| The request |
Filter these entries so that only lines with the word "雷锋精神与我同行" remain.

[start]

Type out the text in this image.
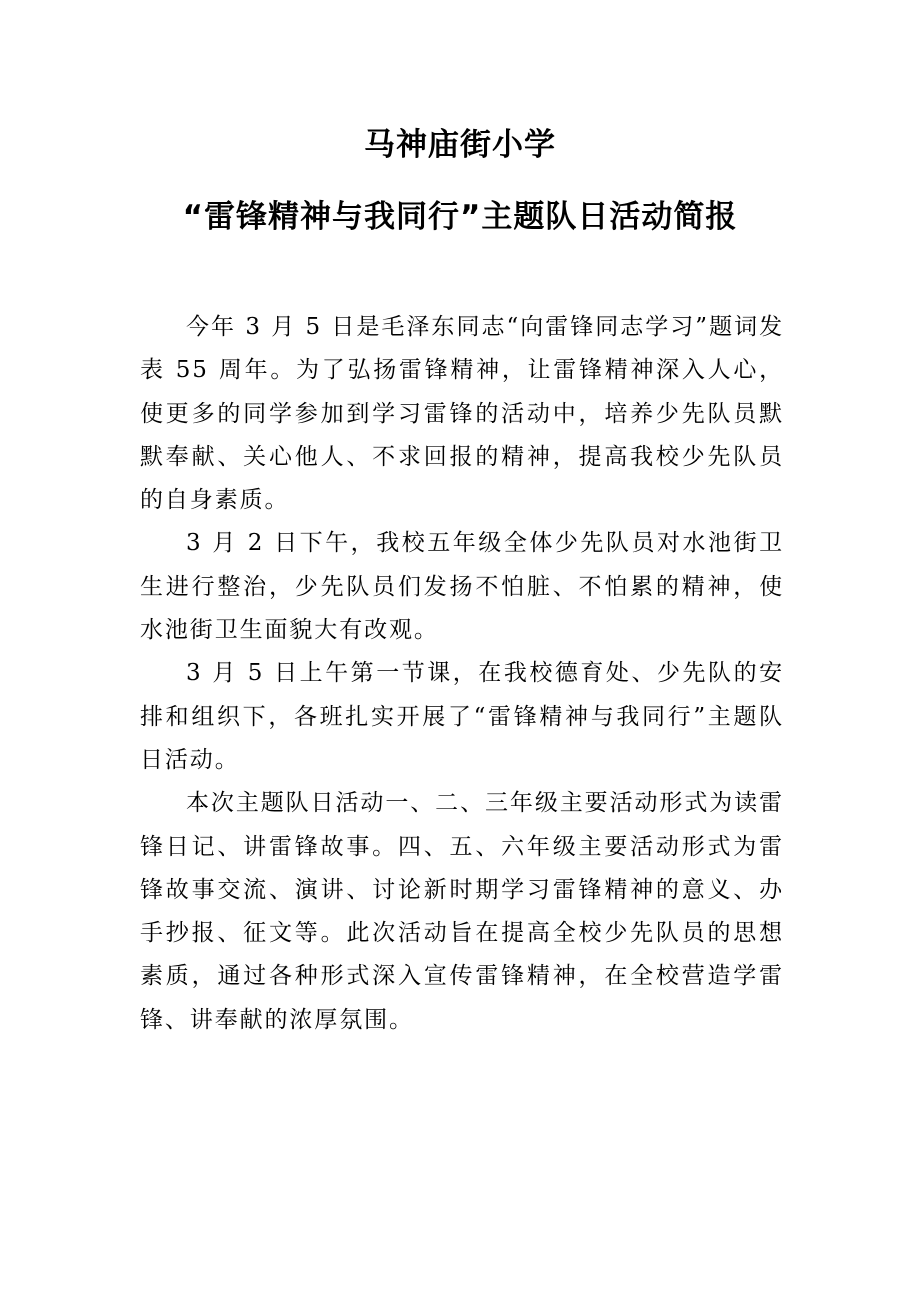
马神庙街小学
“雷锋精神与我同行”主题队日活动简报

今年 3 月 5 日是毛泽东同志“向雷锋同志学习”题词发表 55 周年。为了弘扬雷锋精神，让雷锋精神深入人心，使更多的同学参加到学习雷锋的活动中，培养少先队员默默奉献、关心他人、不求回报的精神，提高我校少先队员的自身素质。

3 月 2 日下午，我校五年级全体少先队员对水池街卫生进行整治，少先队员们发扬不怕脏、不怕累的精神，使水池街卫生面貌大有改观。

3 月 5 日上午第一节课，在我校德育处、少先队的安排和组织下，各班扎实开展了“雷锋精神与我同行”主题队日活动。

本次主题队日活动一、二、三年级主要活动形式为读雷锋日记、讲雷锋故事。四、五、六年级主要活动形式为雷锋故事交流、演讲、讨论新时期学习雷锋精神的意义、办手抄报、征文等。此次活动旨在提高全校少先队员的思想素质，通过各种形式深入宣传雷锋精神，在全校营造学雷锋、讲奉献的浓厚氛围。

[end]

| Solution to the problem |
“雷锋精神与我同行”主题队日活动简报
3 月 5 日上午第一节课，在我校德育处、少先队的安排和组织下，各班扎实开展了“雷锋精神与我同行”主题队日活动。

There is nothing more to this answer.